--- Start Listed entries ---
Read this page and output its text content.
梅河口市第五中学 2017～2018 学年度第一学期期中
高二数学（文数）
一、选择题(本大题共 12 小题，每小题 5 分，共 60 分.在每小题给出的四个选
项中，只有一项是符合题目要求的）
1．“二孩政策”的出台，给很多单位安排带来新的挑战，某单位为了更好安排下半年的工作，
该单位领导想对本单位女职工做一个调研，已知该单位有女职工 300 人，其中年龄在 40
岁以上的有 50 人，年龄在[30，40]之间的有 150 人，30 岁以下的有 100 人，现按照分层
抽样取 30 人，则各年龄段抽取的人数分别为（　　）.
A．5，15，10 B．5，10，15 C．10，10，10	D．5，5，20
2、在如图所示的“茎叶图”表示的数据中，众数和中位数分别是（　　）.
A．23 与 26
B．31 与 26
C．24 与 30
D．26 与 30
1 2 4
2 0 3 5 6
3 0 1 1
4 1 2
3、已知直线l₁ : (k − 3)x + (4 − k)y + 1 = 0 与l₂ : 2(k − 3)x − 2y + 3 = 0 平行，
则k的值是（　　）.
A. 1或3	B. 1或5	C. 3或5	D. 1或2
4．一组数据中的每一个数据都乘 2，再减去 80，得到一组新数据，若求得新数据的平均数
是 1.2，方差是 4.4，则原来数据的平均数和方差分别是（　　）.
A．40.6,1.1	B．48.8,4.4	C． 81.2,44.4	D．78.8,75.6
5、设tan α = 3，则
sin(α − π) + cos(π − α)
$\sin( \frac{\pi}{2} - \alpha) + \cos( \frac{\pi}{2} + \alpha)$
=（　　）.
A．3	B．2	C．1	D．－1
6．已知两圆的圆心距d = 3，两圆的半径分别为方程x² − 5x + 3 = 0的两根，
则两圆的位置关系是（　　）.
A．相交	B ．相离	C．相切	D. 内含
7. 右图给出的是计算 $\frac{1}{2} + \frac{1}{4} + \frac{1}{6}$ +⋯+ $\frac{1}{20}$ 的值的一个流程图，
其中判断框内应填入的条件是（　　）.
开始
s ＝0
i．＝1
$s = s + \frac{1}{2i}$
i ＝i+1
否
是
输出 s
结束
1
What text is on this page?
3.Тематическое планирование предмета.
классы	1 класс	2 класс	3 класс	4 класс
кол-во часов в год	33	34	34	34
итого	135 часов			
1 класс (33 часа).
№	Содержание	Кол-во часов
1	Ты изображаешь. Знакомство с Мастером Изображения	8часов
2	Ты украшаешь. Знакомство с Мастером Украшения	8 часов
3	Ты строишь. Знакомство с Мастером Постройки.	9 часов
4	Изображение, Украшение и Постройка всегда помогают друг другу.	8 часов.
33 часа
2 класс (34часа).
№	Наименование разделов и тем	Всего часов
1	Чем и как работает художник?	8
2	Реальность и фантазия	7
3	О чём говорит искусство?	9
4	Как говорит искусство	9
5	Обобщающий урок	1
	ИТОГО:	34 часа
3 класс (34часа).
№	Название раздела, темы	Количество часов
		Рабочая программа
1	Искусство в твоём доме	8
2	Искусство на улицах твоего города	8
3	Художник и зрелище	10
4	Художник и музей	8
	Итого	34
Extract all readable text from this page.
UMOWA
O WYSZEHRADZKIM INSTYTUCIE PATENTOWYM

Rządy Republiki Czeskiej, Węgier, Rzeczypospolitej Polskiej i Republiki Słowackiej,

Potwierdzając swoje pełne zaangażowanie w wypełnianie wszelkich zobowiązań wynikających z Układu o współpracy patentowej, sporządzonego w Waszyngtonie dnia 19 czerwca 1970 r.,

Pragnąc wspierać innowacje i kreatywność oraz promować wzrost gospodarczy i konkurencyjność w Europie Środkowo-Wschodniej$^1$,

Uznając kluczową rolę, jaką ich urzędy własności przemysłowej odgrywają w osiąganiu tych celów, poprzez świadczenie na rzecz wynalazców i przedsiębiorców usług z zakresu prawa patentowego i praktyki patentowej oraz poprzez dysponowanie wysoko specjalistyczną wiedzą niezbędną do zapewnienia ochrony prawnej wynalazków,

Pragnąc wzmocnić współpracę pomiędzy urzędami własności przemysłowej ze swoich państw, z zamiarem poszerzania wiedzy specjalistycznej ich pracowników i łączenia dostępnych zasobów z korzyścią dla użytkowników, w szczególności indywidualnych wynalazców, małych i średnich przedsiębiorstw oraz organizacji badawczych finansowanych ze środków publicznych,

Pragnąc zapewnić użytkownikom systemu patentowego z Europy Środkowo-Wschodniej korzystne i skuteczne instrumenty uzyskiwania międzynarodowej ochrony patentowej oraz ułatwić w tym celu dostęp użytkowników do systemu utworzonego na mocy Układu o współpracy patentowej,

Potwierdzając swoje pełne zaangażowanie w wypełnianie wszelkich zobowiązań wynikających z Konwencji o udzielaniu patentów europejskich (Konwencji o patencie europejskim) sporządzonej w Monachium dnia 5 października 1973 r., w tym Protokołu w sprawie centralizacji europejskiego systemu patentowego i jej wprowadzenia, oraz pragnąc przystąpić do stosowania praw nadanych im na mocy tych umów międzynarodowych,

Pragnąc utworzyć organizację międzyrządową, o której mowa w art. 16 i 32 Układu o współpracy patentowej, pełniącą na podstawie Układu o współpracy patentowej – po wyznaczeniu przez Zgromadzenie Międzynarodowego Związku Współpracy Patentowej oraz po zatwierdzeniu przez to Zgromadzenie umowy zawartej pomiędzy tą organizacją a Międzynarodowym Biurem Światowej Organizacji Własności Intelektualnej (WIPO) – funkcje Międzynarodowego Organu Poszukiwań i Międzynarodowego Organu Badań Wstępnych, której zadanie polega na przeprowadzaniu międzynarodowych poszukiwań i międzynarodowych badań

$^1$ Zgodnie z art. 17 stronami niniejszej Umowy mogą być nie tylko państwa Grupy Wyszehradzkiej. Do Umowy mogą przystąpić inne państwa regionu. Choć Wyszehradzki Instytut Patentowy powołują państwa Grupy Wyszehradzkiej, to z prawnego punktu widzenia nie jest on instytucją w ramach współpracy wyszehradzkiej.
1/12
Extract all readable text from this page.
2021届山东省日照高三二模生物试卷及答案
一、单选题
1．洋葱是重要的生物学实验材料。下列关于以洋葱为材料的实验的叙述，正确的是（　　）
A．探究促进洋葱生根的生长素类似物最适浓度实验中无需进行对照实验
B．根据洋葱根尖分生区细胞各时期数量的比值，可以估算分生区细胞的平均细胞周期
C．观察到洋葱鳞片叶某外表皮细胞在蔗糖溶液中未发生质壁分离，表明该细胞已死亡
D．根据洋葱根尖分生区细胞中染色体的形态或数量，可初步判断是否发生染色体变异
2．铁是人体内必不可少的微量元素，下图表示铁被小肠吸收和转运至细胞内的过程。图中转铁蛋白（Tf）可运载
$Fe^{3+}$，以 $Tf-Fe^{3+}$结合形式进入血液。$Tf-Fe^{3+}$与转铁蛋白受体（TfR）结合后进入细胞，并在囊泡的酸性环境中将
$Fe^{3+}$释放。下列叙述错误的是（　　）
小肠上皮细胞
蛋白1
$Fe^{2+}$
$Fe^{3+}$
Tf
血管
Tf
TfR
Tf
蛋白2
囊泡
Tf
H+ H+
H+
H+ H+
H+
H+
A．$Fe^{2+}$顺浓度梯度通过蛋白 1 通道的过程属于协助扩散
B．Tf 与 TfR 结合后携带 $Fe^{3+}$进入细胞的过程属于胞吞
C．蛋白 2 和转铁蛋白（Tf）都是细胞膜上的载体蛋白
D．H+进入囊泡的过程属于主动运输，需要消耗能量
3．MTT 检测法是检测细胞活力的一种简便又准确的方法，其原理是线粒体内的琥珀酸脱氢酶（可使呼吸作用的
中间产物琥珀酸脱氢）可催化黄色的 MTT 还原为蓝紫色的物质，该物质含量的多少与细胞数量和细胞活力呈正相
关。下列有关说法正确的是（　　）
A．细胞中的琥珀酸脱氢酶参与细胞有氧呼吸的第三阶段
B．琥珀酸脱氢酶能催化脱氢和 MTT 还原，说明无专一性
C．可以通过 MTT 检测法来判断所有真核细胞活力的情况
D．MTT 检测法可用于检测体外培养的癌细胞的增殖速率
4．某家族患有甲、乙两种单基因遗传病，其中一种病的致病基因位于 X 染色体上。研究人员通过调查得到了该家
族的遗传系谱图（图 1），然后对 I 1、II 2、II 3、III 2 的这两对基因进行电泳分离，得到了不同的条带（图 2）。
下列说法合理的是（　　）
--- End Listed entries ---
#### [Requirements]
Find how many lines in the listing contain the word "dnia" and give that count alone.

#### [Answer for the task]
2